=== DATA EXCERPTS ===

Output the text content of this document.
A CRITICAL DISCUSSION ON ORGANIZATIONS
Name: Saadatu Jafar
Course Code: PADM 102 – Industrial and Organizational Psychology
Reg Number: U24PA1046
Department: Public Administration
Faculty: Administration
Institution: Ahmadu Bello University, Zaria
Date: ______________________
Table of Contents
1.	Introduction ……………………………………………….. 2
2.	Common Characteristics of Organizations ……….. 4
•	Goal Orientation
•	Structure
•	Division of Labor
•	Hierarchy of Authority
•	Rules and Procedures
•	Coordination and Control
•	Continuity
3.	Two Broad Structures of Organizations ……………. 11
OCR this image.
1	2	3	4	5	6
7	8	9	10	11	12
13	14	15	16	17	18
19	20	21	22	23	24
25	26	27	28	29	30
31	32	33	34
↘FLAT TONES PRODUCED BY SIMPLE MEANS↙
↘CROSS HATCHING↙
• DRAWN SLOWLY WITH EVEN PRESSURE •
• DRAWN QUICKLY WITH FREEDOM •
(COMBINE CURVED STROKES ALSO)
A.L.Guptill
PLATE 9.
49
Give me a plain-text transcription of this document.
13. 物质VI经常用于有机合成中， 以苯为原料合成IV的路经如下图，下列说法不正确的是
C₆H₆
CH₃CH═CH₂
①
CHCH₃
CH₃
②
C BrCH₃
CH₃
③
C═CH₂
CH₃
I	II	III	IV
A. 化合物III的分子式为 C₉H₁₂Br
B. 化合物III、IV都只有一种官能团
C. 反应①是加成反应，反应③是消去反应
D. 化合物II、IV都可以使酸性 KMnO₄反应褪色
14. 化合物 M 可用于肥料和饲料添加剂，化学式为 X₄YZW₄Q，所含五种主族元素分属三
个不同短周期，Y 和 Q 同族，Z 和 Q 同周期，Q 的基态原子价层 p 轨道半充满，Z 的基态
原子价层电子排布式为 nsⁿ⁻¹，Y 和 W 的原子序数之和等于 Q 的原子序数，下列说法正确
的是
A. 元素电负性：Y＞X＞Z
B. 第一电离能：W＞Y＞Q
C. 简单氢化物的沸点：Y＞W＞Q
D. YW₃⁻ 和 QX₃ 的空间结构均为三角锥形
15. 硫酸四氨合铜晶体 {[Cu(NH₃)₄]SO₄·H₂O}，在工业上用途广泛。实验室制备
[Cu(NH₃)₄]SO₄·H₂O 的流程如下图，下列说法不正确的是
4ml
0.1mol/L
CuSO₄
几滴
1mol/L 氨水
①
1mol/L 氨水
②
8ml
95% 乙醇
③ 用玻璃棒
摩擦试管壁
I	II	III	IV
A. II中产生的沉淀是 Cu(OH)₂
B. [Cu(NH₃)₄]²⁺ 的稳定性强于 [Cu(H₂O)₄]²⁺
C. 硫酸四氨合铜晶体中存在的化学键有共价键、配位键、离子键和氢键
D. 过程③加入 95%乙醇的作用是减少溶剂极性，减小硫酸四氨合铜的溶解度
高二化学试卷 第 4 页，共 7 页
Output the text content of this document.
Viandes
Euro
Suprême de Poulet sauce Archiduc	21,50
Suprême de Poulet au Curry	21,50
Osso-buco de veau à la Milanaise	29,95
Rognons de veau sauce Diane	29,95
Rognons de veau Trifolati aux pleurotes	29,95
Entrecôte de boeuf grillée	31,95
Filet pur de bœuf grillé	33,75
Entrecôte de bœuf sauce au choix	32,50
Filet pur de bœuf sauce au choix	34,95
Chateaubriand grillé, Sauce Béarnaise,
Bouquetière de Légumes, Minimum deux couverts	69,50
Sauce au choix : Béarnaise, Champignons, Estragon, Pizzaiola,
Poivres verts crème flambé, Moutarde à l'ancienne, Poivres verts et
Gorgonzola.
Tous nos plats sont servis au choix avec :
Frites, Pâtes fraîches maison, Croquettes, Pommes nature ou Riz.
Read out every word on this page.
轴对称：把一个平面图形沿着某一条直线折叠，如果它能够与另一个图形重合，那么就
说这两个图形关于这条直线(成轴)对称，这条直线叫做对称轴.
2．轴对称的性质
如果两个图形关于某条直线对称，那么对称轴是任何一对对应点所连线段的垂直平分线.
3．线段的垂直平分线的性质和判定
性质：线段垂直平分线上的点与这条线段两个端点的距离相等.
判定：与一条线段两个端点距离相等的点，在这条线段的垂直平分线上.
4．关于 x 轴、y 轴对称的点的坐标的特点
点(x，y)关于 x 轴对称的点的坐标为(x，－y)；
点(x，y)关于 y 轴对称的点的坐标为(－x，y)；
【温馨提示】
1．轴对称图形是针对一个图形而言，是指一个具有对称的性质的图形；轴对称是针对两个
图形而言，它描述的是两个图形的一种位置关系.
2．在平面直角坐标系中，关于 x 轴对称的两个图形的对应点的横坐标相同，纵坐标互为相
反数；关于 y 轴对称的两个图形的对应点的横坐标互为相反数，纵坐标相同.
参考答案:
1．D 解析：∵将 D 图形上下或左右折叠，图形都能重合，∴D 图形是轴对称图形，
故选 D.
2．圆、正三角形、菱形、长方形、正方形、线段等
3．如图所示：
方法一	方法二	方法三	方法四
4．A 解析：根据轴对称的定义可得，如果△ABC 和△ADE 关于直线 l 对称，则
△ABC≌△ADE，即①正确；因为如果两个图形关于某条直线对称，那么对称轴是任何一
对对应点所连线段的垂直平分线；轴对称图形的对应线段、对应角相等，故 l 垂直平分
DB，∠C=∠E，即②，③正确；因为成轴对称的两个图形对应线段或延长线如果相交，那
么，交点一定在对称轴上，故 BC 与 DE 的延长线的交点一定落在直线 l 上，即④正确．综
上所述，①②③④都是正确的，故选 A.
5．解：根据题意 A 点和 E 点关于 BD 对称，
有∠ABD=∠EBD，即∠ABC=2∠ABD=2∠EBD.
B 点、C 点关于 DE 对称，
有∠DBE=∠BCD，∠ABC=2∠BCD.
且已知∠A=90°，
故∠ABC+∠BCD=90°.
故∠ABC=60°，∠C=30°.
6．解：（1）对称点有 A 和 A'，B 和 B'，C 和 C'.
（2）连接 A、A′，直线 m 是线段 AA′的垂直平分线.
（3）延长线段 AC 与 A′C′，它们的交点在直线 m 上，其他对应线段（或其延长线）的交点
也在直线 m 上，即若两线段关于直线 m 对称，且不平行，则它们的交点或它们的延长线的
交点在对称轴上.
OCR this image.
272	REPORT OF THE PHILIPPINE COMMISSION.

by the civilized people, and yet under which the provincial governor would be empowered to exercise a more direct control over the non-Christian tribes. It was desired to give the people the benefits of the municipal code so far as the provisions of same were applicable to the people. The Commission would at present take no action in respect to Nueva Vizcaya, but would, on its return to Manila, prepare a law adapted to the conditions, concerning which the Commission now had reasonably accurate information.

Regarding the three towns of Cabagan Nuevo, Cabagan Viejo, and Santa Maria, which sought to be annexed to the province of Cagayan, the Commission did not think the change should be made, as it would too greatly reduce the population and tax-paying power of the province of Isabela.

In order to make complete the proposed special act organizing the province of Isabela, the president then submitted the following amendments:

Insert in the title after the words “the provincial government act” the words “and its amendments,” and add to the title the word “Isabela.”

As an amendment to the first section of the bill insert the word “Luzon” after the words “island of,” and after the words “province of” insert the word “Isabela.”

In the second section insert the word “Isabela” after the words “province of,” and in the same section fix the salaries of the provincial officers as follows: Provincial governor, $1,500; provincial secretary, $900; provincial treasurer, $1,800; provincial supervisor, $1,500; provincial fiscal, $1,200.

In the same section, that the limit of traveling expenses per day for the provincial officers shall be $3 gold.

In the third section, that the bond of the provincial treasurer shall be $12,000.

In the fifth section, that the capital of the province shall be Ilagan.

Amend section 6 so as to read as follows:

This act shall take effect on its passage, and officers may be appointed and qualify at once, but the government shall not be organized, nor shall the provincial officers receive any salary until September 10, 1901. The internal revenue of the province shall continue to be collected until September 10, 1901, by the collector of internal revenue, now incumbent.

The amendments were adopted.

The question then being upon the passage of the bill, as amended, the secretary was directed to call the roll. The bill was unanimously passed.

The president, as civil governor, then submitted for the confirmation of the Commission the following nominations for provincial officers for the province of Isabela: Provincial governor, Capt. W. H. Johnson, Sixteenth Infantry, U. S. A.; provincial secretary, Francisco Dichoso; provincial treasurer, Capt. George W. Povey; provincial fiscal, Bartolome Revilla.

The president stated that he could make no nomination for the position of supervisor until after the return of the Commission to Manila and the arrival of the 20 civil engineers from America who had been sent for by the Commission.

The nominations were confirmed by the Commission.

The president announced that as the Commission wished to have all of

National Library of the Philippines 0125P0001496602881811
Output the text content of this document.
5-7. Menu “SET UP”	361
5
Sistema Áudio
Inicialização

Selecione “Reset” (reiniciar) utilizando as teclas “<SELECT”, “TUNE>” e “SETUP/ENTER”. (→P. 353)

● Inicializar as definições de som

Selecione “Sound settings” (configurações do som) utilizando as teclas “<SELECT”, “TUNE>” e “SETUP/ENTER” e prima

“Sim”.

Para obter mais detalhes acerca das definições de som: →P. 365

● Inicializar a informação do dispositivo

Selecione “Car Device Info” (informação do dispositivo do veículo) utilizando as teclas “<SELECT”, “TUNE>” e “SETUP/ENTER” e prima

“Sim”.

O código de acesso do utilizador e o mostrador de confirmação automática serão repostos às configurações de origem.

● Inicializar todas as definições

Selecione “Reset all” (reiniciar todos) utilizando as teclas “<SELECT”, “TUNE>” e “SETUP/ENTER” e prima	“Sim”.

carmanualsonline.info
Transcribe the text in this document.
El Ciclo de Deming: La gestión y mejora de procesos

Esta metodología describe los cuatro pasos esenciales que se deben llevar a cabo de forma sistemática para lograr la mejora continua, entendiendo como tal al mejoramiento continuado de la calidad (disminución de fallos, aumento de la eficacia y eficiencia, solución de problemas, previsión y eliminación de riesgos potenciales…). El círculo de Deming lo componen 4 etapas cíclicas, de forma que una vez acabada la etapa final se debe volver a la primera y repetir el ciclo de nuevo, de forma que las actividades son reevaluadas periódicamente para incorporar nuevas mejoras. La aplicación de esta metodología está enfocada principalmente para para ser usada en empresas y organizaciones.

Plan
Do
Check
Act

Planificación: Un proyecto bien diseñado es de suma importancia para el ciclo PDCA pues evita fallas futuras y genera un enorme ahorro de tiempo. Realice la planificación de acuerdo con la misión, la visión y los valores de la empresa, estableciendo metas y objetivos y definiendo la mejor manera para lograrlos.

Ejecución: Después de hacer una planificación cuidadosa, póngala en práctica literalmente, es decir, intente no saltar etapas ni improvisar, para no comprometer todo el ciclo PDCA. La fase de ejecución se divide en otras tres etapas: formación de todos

===

» **THE EXERCISE**
Collect the lines of the records that include the string "amendments".

» **FINAL RESULT**
In order to make complete the proposed special act organizing the province of Isabela, the president then submitted the following amendments:
Insert in the title after the words “the provincial government act” the words “and its amendments,” and add to the title the word “Isabela.”
The amendments were adopted.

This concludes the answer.